* START *
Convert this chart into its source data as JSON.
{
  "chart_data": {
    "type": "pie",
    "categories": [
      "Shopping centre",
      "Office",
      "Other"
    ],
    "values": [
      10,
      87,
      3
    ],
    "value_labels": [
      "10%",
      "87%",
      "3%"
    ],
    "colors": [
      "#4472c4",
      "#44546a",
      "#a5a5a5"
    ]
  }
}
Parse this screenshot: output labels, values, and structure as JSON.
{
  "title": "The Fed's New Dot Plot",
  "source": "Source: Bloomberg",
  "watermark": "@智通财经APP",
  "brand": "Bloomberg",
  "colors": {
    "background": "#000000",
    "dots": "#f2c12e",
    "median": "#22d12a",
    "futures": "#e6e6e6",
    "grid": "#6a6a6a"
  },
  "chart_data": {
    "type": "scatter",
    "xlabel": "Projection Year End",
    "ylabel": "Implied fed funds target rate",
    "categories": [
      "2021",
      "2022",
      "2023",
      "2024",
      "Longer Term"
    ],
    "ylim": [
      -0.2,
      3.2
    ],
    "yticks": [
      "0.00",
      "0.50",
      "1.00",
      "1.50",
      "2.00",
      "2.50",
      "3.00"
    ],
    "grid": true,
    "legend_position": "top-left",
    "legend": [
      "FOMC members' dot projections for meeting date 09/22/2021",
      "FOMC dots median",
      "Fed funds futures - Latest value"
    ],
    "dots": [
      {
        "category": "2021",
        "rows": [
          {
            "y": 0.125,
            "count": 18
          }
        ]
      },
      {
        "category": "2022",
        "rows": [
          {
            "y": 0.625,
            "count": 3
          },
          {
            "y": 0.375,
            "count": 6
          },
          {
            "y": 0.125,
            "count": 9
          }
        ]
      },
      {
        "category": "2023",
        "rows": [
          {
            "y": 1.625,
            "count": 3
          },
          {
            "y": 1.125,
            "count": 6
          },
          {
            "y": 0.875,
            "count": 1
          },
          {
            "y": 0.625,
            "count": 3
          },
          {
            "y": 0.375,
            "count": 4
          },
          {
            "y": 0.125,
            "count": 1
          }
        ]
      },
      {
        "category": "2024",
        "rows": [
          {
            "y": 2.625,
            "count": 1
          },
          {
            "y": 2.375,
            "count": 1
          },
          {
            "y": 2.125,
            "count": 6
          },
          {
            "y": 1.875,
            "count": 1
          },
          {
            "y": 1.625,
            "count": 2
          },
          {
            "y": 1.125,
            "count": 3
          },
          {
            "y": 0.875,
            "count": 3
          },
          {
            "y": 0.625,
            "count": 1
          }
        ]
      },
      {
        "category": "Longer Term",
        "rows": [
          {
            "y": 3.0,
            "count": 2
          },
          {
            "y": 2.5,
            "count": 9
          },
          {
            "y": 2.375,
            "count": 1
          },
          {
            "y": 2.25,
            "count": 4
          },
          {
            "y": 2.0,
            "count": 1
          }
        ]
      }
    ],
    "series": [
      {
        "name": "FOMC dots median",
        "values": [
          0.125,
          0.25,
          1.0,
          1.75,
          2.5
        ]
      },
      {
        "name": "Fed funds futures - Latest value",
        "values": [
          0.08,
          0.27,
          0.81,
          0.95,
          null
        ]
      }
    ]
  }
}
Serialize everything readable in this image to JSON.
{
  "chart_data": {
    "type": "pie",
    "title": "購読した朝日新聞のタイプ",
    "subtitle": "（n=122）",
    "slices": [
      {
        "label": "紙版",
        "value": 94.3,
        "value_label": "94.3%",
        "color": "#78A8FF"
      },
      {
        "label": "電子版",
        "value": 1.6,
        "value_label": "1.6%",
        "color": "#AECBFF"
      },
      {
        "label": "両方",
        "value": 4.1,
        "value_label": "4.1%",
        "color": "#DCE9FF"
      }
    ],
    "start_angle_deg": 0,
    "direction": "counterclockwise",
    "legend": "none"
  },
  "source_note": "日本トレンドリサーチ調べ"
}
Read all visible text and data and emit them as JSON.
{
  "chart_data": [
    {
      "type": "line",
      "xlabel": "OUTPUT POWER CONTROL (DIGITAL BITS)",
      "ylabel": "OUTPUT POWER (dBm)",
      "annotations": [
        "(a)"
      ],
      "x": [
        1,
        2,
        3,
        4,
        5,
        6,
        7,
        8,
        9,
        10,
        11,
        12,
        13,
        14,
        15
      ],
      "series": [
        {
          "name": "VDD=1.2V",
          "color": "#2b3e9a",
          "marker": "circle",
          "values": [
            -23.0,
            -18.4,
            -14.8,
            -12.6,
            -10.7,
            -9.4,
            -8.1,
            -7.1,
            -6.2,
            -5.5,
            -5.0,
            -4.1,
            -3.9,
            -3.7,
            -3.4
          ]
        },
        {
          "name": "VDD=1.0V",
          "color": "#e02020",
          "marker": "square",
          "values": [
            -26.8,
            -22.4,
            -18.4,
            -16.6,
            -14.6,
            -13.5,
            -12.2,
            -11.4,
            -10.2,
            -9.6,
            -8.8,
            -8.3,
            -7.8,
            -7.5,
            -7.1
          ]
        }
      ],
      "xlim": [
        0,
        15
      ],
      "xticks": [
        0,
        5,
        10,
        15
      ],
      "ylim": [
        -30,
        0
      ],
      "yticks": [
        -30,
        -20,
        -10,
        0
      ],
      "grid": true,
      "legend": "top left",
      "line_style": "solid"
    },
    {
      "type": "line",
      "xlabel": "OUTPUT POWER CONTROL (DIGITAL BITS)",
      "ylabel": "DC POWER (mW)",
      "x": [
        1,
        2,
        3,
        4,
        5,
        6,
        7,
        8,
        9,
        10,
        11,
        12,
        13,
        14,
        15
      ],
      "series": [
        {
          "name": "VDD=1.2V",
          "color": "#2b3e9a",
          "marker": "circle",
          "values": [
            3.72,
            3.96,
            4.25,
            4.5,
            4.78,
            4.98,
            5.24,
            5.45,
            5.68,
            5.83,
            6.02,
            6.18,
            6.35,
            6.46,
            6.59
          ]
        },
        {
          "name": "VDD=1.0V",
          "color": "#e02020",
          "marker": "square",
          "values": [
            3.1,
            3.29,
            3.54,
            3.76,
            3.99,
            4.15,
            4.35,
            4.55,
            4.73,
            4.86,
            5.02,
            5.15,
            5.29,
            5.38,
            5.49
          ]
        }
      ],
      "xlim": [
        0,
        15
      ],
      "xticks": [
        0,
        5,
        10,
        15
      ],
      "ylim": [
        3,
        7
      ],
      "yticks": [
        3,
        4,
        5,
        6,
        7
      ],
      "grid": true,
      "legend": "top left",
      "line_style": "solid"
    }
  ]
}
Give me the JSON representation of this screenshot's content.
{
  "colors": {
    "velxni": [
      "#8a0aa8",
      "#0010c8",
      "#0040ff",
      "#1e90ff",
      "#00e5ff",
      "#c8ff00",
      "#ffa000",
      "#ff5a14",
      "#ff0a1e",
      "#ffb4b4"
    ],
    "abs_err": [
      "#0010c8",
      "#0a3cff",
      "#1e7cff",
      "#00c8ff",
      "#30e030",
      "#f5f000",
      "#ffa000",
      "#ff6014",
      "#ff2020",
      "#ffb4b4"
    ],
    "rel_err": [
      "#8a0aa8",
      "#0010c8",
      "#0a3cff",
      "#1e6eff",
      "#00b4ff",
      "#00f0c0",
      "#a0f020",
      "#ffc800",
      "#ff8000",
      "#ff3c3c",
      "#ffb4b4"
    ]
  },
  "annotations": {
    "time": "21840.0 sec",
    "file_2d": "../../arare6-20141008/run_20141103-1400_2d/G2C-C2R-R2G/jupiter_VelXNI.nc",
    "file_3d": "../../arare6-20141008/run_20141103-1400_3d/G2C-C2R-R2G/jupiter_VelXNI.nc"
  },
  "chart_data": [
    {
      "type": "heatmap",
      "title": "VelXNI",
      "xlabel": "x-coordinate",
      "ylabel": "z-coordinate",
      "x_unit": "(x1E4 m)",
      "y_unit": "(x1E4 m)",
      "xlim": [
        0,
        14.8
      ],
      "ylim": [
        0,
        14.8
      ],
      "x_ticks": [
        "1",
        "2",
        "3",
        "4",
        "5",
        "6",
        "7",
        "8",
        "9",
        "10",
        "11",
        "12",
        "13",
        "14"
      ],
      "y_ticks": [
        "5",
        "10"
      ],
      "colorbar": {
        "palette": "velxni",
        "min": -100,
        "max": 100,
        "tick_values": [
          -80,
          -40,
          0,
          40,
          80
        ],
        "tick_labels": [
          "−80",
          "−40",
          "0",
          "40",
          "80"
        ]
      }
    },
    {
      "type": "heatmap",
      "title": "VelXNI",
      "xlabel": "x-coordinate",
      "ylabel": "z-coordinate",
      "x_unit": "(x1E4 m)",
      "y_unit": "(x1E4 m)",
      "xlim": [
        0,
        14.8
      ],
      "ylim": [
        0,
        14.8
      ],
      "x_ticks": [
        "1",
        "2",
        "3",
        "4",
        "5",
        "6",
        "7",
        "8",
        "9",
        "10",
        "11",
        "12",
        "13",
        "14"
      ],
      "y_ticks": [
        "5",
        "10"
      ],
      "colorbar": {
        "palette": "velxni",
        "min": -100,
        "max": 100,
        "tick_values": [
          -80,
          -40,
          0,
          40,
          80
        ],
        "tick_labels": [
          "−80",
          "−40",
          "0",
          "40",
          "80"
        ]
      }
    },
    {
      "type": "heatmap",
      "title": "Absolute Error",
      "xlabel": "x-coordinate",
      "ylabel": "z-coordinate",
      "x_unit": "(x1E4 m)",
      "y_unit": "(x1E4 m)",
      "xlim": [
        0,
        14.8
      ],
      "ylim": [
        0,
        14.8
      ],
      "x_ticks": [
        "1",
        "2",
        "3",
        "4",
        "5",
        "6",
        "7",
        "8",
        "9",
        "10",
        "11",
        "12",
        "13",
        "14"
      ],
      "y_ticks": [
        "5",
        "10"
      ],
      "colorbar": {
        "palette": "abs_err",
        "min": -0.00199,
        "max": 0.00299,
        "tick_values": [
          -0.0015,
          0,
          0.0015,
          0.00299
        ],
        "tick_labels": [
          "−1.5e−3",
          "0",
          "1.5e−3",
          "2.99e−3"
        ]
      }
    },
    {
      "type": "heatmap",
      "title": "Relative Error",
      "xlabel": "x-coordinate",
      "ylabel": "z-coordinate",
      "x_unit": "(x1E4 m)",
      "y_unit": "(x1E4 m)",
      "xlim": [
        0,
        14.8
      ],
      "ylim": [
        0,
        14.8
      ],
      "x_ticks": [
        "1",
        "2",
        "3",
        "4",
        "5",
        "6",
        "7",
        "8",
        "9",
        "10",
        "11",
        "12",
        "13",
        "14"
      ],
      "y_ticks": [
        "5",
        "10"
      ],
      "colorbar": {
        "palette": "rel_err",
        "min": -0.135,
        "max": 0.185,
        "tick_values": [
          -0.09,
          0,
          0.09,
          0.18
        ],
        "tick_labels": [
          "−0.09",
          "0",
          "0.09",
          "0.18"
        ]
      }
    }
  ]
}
* END *
## What you need to do
Tally the lines of the data that contain the string "Bloomberg" and report the total alone.

## Answer to the problem
2